**Exercise**
Give back each line of the listing below that contains the string "Mean".

**Records for processing**
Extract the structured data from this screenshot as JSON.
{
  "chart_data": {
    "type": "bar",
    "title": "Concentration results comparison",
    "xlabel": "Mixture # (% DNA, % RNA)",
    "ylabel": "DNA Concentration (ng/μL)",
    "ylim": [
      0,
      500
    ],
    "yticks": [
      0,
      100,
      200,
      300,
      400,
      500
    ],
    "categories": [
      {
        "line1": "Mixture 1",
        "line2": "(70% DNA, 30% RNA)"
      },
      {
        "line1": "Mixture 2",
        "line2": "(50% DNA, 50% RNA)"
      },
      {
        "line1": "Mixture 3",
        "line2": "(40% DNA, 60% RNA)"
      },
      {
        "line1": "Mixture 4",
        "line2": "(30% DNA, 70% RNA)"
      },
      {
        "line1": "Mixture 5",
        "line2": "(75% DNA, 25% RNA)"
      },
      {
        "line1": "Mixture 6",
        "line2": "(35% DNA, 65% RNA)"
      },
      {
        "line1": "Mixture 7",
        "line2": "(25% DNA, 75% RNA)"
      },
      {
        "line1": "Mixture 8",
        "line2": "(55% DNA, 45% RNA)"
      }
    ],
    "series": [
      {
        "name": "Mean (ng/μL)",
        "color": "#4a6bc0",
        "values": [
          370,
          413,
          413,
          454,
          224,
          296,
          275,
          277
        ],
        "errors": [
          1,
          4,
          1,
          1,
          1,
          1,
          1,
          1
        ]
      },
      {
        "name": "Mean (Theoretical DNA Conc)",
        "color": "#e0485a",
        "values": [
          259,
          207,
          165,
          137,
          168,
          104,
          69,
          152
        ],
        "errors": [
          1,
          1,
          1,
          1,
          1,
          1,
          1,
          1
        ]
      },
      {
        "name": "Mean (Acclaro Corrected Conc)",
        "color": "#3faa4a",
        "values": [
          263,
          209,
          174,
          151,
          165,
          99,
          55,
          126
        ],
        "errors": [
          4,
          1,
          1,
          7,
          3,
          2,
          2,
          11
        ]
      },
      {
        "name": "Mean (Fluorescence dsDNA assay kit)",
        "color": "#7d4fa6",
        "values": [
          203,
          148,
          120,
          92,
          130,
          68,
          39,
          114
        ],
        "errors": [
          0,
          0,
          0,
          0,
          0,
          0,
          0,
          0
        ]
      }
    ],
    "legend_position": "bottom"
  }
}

**Written answer**
        "name": "Mean (ng/μL)",
        "name": "Mean (Theoretical DNA Conc)",
        "name": "Mean (Acclaro Corrected Conc)",
        "name": "Mean (Fluorescence dsDNA assay kit)",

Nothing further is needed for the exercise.